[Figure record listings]
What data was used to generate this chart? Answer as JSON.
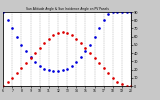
{
  "title": "Sun Altitude Angle & Sun Incidence Angle on PV Panels",
  "x_start": 6,
  "x_end": 20,
  "y_min": 0,
  "y_max": 90,
  "y_right_ticks": [
    0,
    10,
    20,
    30,
    40,
    50,
    60,
    70,
    80,
    90
  ],
  "blue_color": "#0000dd",
  "red_color": "#dd0000",
  "bg_color": "#c8c8c8",
  "plot_bg_color": "#ffffff",
  "grid_color": "#999999",
  "blue_x": [
    6.0,
    6.5,
    7.0,
    7.5,
    8.0,
    8.5,
    9.0,
    9.5,
    10.0,
    10.5,
    11.0,
    11.5,
    12.0,
    12.5,
    13.0,
    13.5,
    14.0,
    14.5,
    15.0,
    15.5,
    16.0,
    16.5,
    17.0,
    17.5,
    18.0,
    18.5,
    19.0,
    19.5,
    20.0
  ],
  "blue_y": [
    90,
    80,
    70,
    60,
    50,
    42,
    35,
    29,
    24,
    21,
    19,
    18,
    18,
    19,
    21,
    24,
    29,
    35,
    42,
    50,
    60,
    70,
    80,
    88,
    90,
    90,
    90,
    90,
    90
  ],
  "red_x": [
    6.0,
    6.5,
    7.0,
    7.5,
    8.0,
    8.5,
    9.0,
    9.5,
    10.0,
    10.5,
    11.0,
    11.5,
    12.0,
    12.5,
    13.0,
    13.5,
    14.0,
    14.5,
    15.0,
    15.5,
    16.0,
    16.5,
    17.0,
    17.5,
    18.0,
    18.5,
    19.0,
    19.5,
    20.0
  ],
  "red_y": [
    0,
    5,
    10,
    16,
    22,
    28,
    34,
    40,
    46,
    52,
    57,
    62,
    65,
    66,
    65,
    62,
    57,
    52,
    46,
    40,
    34,
    28,
    22,
    16,
    10,
    5,
    2,
    0,
    0
  ],
  "x_ticks": [
    6,
    7,
    8,
    9,
    10,
    11,
    12,
    13,
    14,
    15,
    16,
    17,
    18,
    19,
    20
  ],
  "marker_size": 1.8,
  "figsize": [
    1.6,
    1.0
  ],
  "dpi": 100
}
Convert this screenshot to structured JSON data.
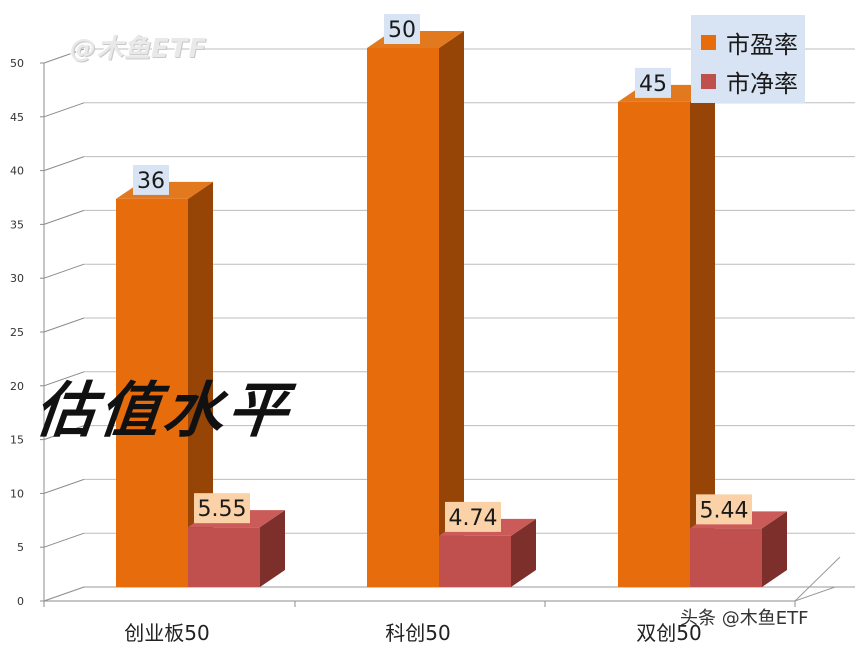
{
  "watermark": "@木鱼ETF",
  "overlay_title": "估值水平",
  "footer_watermark": "头条 @木鱼ETF",
  "colors": {
    "pe": "#e66c0c",
    "pe_top": "#e3791f",
    "pe_side": "#974506",
    "pb": "#c0504d",
    "pb_top": "#ca5b58",
    "pb_side": "#7d2f2c",
    "label_pe_bg": "#d8e4f3",
    "label_pb_bg": "#fbd2a8",
    "grid": "#8c8c8c"
  },
  "chart_data": {
    "type": "bar",
    "categories": [
      "创业板50",
      "科创50",
      "双创50"
    ],
    "series": [
      {
        "name": "市盈率",
        "values": [
          36,
          50,
          45
        ]
      },
      {
        "name": "市净率",
        "values": [
          5.55,
          4.74,
          5.44
        ]
      }
    ],
    "data_labels": [
      [
        "36",
        "50",
        "45"
      ],
      [
        "5.55",
        "4.74",
        "5.44"
      ]
    ],
    "y_ticks": [
      "0",
      "5",
      "10",
      "15",
      "20",
      "25",
      "30",
      "35",
      "40",
      "45",
      "50"
    ],
    "ylim": [
      0,
      50
    ],
    "grid": true,
    "legend_position": "top-right",
    "style": "3d-clustered-column"
  }
}
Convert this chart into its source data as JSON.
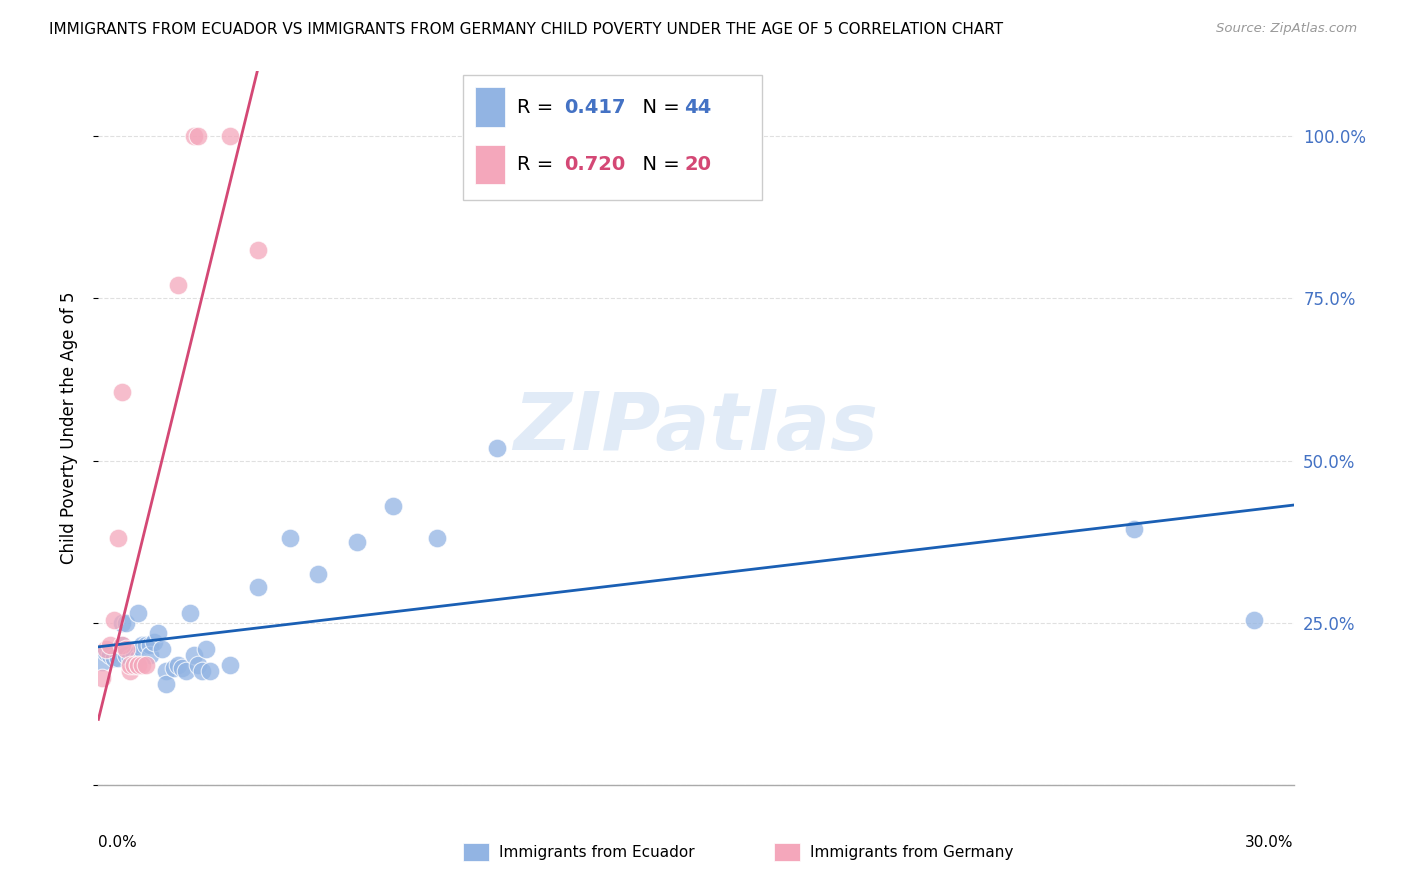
{
  "title": "IMMIGRANTS FROM ECUADOR VS IMMIGRANTS FROM GERMANY CHILD POVERTY UNDER THE AGE OF 5 CORRELATION CHART",
  "source": "Source: ZipAtlas.com",
  "ylabel": "Child Poverty Under the Age of 5",
  "yticks": [
    0.0,
    0.25,
    0.5,
    0.75,
    1.0
  ],
  "ytick_labels": [
    "",
    "25.0%",
    "50.0%",
    "75.0%",
    "100.0%"
  ],
  "xlim": [
    0.0,
    0.3
  ],
  "ylim": [
    0.0,
    1.1
  ],
  "ecuador_R": 0.417,
  "ecuador_N": 44,
  "germany_R": 0.72,
  "germany_N": 20,
  "ecuador_color": "#92b4e3",
  "germany_color": "#f4a7bb",
  "ecuador_line_color": "#1a5fb4",
  "germany_line_color": "#d44875",
  "legend_ecuador_label": "Immigrants from Ecuador",
  "legend_germany_label": "Immigrants from Germany",
  "ecuador_points": [
    [
      0.001,
      0.19
    ],
    [
      0.002,
      0.205
    ],
    [
      0.003,
      0.2
    ],
    [
      0.004,
      0.195
    ],
    [
      0.005,
      0.195
    ],
    [
      0.006,
      0.215
    ],
    [
      0.006,
      0.25
    ],
    [
      0.007,
      0.2
    ],
    [
      0.007,
      0.25
    ],
    [
      0.008,
      0.195
    ],
    [
      0.009,
      0.185
    ],
    [
      0.009,
      0.2
    ],
    [
      0.01,
      0.195
    ],
    [
      0.01,
      0.265
    ],
    [
      0.011,
      0.215
    ],
    [
      0.011,
      0.21
    ],
    [
      0.012,
      0.215
    ],
    [
      0.013,
      0.215
    ],
    [
      0.013,
      0.2
    ],
    [
      0.014,
      0.22
    ],
    [
      0.015,
      0.235
    ],
    [
      0.016,
      0.21
    ],
    [
      0.017,
      0.175
    ],
    [
      0.017,
      0.155
    ],
    [
      0.019,
      0.18
    ],
    [
      0.02,
      0.185
    ],
    [
      0.021,
      0.18
    ],
    [
      0.022,
      0.175
    ],
    [
      0.023,
      0.265
    ],
    [
      0.024,
      0.2
    ],
    [
      0.025,
      0.185
    ],
    [
      0.026,
      0.175
    ],
    [
      0.027,
      0.21
    ],
    [
      0.028,
      0.175
    ],
    [
      0.033,
      0.185
    ],
    [
      0.04,
      0.305
    ],
    [
      0.048,
      0.38
    ],
    [
      0.055,
      0.325
    ],
    [
      0.065,
      0.375
    ],
    [
      0.074,
      0.43
    ],
    [
      0.085,
      0.38
    ],
    [
      0.1,
      0.52
    ],
    [
      0.26,
      0.395
    ],
    [
      0.29,
      0.255
    ]
  ],
  "germany_points": [
    [
      0.001,
      0.165
    ],
    [
      0.002,
      0.21
    ],
    [
      0.003,
      0.215
    ],
    [
      0.004,
      0.255
    ],
    [
      0.005,
      0.38
    ],
    [
      0.006,
      0.215
    ],
    [
      0.006,
      0.605
    ],
    [
      0.007,
      0.21
    ],
    [
      0.008,
      0.175
    ],
    [
      0.008,
      0.185
    ],
    [
      0.009,
      0.185
    ],
    [
      0.01,
      0.185
    ],
    [
      0.01,
      0.185
    ],
    [
      0.011,
      0.185
    ],
    [
      0.012,
      0.185
    ],
    [
      0.02,
      0.77
    ],
    [
      0.024,
      1.0
    ],
    [
      0.025,
      1.0
    ],
    [
      0.033,
      1.0
    ],
    [
      0.04,
      0.825
    ]
  ],
  "watermark": "ZIPatlas",
  "background_color": "#ffffff",
  "grid_color": "#e0e0e0"
}
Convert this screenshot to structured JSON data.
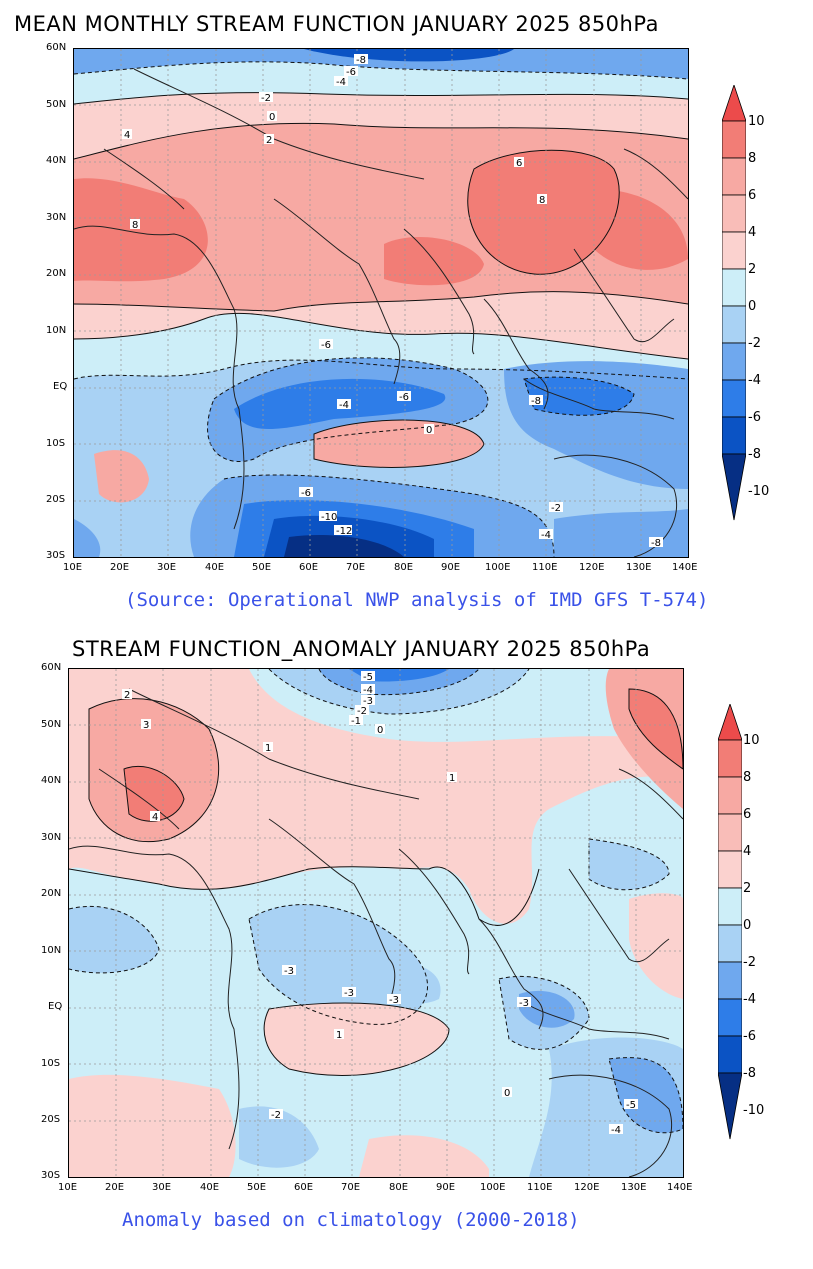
{
  "panels": [
    {
      "title": "MEAN MONTHLY STREAM FUNCTION JANUARY 2025 850hPa",
      "caption": "(Source: Operational NWP analysis of IMD GFS T-574)",
      "contour_labels": [
        "-8",
        "-6",
        "-4",
        "-2",
        "0",
        "2",
        "4",
        "6",
        "8",
        "-10",
        "-12"
      ],
      "colorbar_ticks": [
        "10",
        "8",
        "6",
        "4",
        "2",
        "0",
        "-2",
        "-4",
        "-6",
        "-8",
        "-10"
      ]
    },
    {
      "title": "STREAM FUNCTION_ANOMALY JANUARY 2025 850hPa",
      "caption": "Anomaly based on climatology (2000-2018)",
      "contour_labels": [
        "-5",
        "-4",
        "-3",
        "-2",
        "-1",
        "0",
        "1",
        "2",
        "3",
        "4"
      ],
      "colorbar_ticks": [
        "10",
        "8",
        "6",
        "4",
        "2",
        "0",
        "-2",
        "-4",
        "-6",
        "-8",
        "-10"
      ]
    }
  ],
  "axes": {
    "lat_labels": [
      "60N",
      "50N",
      "40N",
      "30N",
      "20N",
      "10N",
      "EQ",
      "10S",
      "20S",
      "30S"
    ],
    "lon_labels": [
      "10E",
      "20E",
      "30E",
      "40E",
      "50E",
      "60E",
      "70E",
      "80E",
      "90E",
      "100E",
      "110E",
      "120E",
      "130E",
      "140E"
    ]
  },
  "colorbar_colors": [
    "#ec4b4b",
    "#f27d76",
    "#f7a9a3",
    "#fbd2cf",
    "#cdeef8",
    "#a9d2f4",
    "#6fa8ee",
    "#2e7de8",
    "#0b53c4",
    "#062f84"
  ],
  "palette": {
    "strong_pos": "#f27d76",
    "pos": "#f7a9a3",
    "weak_pos": "#fbd2cf",
    "weak_neg": "#cdeef8",
    "neg": "#a9d2f4",
    "mid_neg": "#6fa8ee",
    "strong_neg": "#2e7de8",
    "deep_neg": "#0b53c4",
    "deepest_neg": "#062f84",
    "grid": "#9a9a9a",
    "caption": "#3a52e8"
  }
}
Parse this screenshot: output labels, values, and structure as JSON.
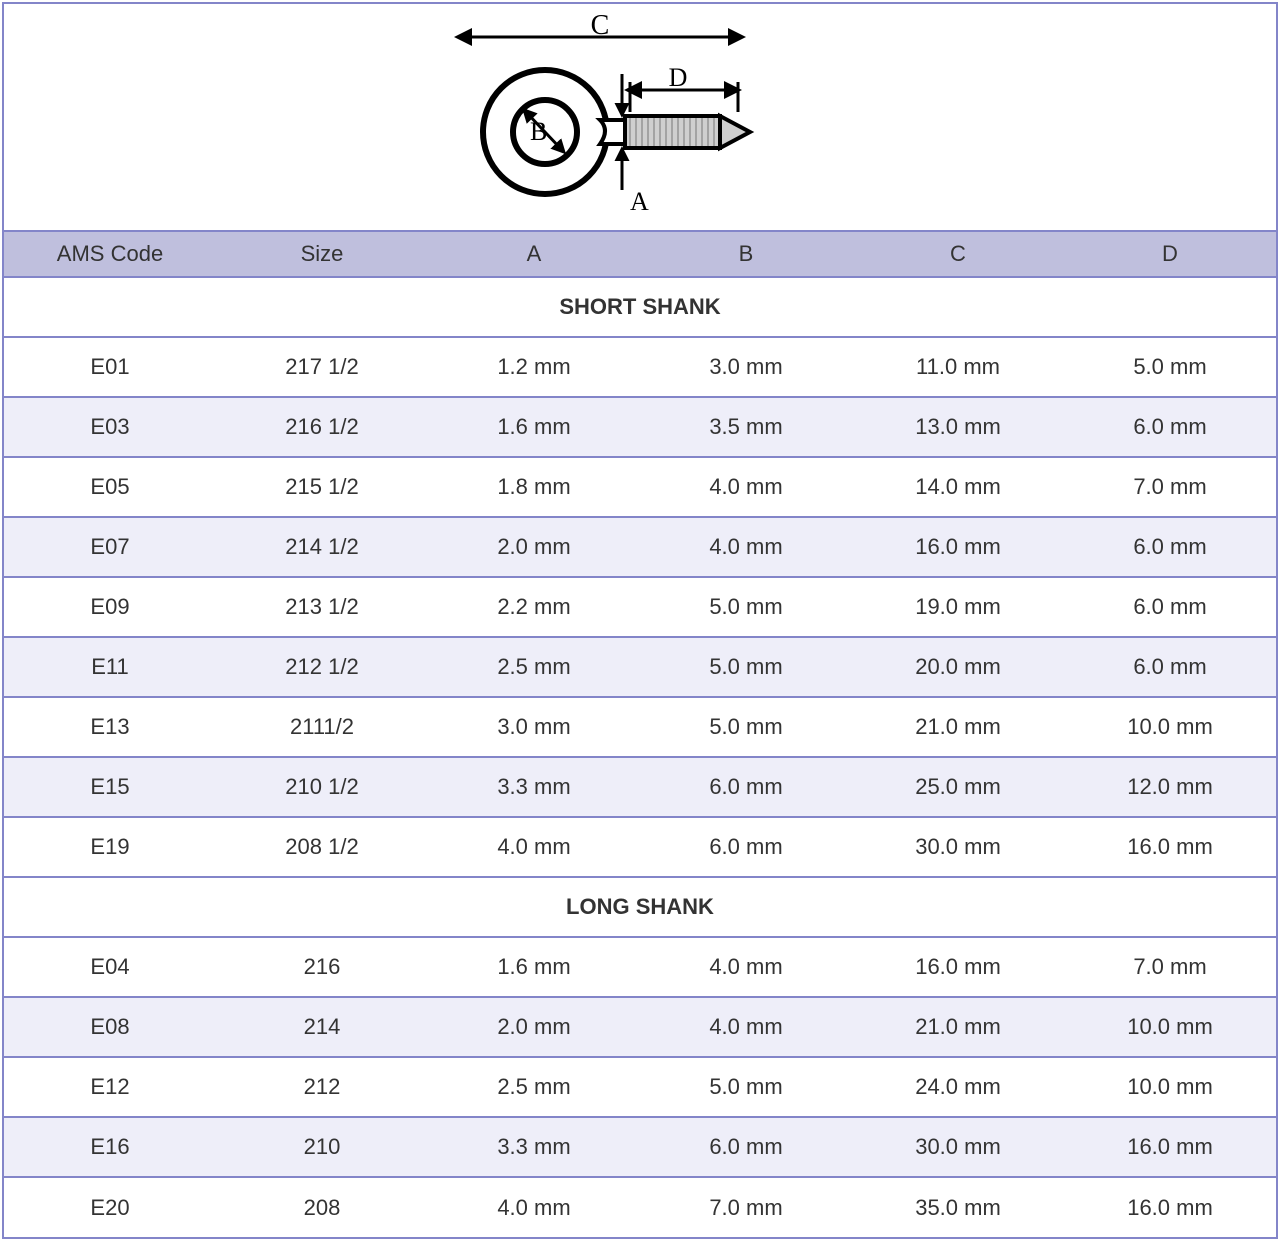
{
  "colors": {
    "border": "#8385c9",
    "header_bg": "#bfbfdd",
    "row_even_bg": "#eeeef9",
    "row_odd_bg": "#ffffff",
    "text": "#333333",
    "diagram_stroke": "#000000"
  },
  "diagram": {
    "labels": {
      "A": "A",
      "B": "B",
      "C": "C",
      "D": "D"
    }
  },
  "columns": [
    "AMS Code",
    "Size",
    "A",
    "B",
    "C",
    "D"
  ],
  "sections": [
    {
      "title": "SHORT SHANK",
      "rows": [
        [
          "E01",
          "217 1/2",
          "1.2 mm",
          "3.0 mm",
          "11.0 mm",
          "5.0 mm"
        ],
        [
          "E03",
          "216 1/2",
          "1.6 mm",
          "3.5 mm",
          "13.0 mm",
          "6.0 mm"
        ],
        [
          "E05",
          "215 1/2",
          "1.8 mm",
          "4.0 mm",
          "14.0 mm",
          "7.0 mm"
        ],
        [
          "E07",
          "214 1/2",
          "2.0 mm",
          "4.0 mm",
          "16.0 mm",
          "6.0 mm"
        ],
        [
          "E09",
          "213 1/2",
          "2.2 mm",
          "5.0 mm",
          "19.0 mm",
          "6.0 mm"
        ],
        [
          "E11",
          "212 1/2",
          "2.5 mm",
          "5.0 mm",
          "20.0 mm",
          "6.0 mm"
        ],
        [
          "E13",
          "2111/2",
          "3.0 mm",
          "5.0 mm",
          "21.0 mm",
          "10.0 mm"
        ],
        [
          "E15",
          "210 1/2",
          "3.3 mm",
          "6.0 mm",
          "25.0 mm",
          "12.0 mm"
        ],
        [
          "E19",
          "208 1/2",
          "4.0 mm",
          "6.0 mm",
          "30.0 mm",
          "16.0 mm"
        ]
      ]
    },
    {
      "title": "LONG SHANK",
      "rows": [
        [
          "E04",
          "216",
          "1.6 mm",
          "4.0 mm",
          "16.0 mm",
          "7.0 mm"
        ],
        [
          "E08",
          "214",
          "2.0 mm",
          "4.0 mm",
          "21.0 mm",
          "10.0 mm"
        ],
        [
          "E12",
          "212",
          "2.5 mm",
          "5.0 mm",
          "24.0 mm",
          "10.0 mm"
        ],
        [
          "E16",
          "210",
          "3.3 mm",
          "6.0 mm",
          "30.0 mm",
          "16.0 mm"
        ],
        [
          "E20",
          "208",
          "4.0 mm",
          "7.0 mm",
          "35.0 mm",
          "16.0 mm"
        ]
      ]
    }
  ]
}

** Set task **
Return only the number of lines in the preceding records that contain the string "this".

** Worked answer **
5